----- Recorded information
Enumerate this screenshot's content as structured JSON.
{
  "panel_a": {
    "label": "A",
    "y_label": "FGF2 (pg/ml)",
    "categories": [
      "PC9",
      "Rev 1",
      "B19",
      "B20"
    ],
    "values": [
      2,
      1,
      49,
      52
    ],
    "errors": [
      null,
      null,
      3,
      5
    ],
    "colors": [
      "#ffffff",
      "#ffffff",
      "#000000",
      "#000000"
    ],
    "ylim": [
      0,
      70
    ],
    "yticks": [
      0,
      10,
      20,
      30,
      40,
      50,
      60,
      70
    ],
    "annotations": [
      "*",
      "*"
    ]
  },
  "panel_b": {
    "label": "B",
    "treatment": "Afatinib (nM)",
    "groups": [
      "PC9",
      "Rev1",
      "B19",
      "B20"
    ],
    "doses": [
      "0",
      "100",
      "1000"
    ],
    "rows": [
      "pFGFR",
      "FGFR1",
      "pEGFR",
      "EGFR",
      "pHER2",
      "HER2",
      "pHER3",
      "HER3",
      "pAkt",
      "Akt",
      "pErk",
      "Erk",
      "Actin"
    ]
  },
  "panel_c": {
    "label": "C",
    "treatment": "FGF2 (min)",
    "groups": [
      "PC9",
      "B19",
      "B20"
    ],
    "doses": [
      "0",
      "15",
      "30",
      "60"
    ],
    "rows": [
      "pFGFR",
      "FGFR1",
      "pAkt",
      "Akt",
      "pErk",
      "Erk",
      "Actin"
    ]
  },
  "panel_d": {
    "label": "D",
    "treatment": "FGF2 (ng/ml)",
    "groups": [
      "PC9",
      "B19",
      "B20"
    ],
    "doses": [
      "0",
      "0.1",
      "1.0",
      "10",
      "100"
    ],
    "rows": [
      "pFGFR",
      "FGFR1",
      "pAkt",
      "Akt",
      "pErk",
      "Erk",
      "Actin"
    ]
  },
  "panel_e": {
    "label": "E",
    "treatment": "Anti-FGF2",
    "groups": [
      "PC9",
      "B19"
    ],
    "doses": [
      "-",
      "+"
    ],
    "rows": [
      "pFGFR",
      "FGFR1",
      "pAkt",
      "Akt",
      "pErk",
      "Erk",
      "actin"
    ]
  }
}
----------
* Challenge
Copy out all the entries shown above, character for character.

* Worked answer
Enumerate this screenshot's content as structured JSON.
{
  "panel_a": {
    "label": "A",
    "y_label": "FGF2 (pg/ml)",
    "categories": [
      "PC9",
      "Rev 1",
      "B19",
      "B20"
    ],
    "values": [
      2,
      1,
      49,
      52
    ],
    "errors": [
      null,
      null,
      3,
      5
    ],
    "colors": [
      "#ffffff",
      "#ffffff",
      "#000000",
      "#000000"
    ],
    "ylim": [
      0,
      70
    ],
    "yticks": [
      0,
      10,
      20,
      30,
      40,
      50,
      60,
      70
    ],
    "annotations": [
      "*",
      "*"
    ]
  },
  "panel_b": {
    "label": "B",
    "treatment": "Afatinib (nM)",
    "groups": [
      "PC9",
      "Rev1",
      "B19",
      "B20"
    ],
    "doses": [
      "0",
      "100",
      "1000"
    ],
    "rows": [
      "pFGFR",
      "FGFR1",
      "pEGFR",
      "EGFR",
      "pHER2",
      "HER2",
      "pHER3",
      "HER3",
      "pAkt",
      "Akt",
      "pErk",
      "Erk",
      "Actin"
    ]
  },
  "panel_c": {
    "label": "C",
    "treatment": "FGF2 (min)",
    "groups": [
      "PC9",
      "B19",
      "B20"
    ],
    "doses": [
      "0",
      "15",
      "30",
      "60"
    ],
    "rows": [
      "pFGFR",
      "FGFR1",
      "pAkt",
      "Akt",
      "pErk",
      "Erk",
      "Actin"
    ]
  },
  "panel_d": {
    "label": "D",
    "treatment": "FGF2 (ng/ml)",
    "groups": [
      "PC9",
      "B19",
      "B20"
    ],
    "doses": [
      "0",
      "0.1",
      "1.0",
      "10",
      "100"
    ],
    "rows": [
      "pFGFR",
      "FGFR1",
      "pAkt",
      "Akt",
      "pErk",
      "Erk",
      "Actin"
    ]
  },
  "panel_e": {
    "label": "E",
    "treatment": "Anti-FGF2",
    "groups": [
      "PC9",
      "B19"
    ],
    "doses": [
      "-",
      "+"
    ],
    "rows": [
      "pFGFR",
      "FGFR1",
      "pAkt",
      "Akt",
      "pErk",
      "Erk",
      "actin"
    ]
  }
}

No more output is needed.